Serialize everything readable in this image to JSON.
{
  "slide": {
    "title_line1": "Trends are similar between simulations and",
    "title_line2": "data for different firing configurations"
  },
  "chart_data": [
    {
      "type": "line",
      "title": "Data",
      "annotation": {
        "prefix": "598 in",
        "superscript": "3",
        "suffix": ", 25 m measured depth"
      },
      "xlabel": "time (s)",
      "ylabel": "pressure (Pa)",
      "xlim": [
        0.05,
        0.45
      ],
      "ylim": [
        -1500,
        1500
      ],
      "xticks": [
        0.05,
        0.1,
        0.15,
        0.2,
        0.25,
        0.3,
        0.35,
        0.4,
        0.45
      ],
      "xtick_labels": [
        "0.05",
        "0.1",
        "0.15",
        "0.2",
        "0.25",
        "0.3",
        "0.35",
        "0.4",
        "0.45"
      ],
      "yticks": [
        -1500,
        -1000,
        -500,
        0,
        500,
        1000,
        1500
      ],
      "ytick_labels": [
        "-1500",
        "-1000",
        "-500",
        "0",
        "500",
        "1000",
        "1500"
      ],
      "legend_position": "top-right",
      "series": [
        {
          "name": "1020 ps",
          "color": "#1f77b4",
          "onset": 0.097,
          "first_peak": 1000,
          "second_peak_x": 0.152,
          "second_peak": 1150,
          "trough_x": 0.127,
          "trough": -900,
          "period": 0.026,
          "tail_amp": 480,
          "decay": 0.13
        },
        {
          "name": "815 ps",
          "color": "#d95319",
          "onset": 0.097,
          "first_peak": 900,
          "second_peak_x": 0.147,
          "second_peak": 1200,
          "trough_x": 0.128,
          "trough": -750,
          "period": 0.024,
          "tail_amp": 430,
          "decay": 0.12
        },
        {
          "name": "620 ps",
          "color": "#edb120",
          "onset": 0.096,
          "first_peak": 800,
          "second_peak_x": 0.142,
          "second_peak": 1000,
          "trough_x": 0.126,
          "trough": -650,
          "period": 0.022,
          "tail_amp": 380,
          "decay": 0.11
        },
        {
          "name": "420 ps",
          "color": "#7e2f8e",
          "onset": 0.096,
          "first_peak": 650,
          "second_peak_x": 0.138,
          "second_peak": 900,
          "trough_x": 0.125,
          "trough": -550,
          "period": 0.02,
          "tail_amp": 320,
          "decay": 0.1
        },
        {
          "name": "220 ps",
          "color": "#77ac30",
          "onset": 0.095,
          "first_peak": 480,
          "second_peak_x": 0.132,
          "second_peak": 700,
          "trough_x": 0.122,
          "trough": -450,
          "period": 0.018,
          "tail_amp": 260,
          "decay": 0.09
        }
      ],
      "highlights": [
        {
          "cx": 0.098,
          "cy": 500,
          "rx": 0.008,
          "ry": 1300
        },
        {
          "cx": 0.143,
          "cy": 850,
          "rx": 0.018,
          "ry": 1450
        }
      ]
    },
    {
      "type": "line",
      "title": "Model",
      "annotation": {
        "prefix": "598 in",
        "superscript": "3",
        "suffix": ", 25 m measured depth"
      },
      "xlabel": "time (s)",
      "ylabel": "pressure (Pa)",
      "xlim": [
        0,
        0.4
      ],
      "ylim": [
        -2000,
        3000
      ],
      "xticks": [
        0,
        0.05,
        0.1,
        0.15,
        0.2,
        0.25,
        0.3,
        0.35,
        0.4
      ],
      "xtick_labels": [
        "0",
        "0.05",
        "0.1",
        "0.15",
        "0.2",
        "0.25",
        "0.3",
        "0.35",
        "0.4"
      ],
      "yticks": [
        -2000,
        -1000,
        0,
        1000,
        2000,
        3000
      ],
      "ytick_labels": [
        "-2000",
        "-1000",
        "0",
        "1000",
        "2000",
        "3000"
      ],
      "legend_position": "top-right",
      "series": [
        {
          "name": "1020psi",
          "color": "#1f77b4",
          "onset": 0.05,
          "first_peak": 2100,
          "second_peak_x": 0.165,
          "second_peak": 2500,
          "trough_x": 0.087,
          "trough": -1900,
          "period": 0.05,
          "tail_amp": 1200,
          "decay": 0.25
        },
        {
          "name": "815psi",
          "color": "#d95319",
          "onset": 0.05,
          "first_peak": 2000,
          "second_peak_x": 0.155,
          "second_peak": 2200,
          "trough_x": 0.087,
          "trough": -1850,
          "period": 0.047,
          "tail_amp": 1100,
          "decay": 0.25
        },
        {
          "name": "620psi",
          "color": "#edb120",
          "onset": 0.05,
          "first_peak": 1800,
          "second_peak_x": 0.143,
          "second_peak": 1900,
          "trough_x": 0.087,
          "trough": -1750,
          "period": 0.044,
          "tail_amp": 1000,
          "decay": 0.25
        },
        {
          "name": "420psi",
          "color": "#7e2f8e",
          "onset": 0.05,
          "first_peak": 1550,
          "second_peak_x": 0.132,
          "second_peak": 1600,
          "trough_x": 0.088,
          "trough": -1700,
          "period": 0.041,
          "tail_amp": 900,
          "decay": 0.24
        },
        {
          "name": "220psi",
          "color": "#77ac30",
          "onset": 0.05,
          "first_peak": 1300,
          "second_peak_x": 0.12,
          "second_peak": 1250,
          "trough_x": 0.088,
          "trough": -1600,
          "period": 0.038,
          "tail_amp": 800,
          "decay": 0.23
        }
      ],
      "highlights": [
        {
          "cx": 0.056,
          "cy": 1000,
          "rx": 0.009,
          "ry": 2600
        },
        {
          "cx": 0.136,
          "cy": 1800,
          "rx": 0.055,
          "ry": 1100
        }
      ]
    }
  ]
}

▬▬▬

EXERCISE PROMPT » Find each line in the records holding the string "name" and show it.

ANSWER IN FULL »
          "name": "1020 ps",
          "name": "815 ps",
          "name": "620 ps",
          "name": "420 ps",
          "name": "220 ps",
          "name": "1020psi",
          "name": "815psi",
          "name": "620psi",
          "name": "420psi",
          "name": "220psi",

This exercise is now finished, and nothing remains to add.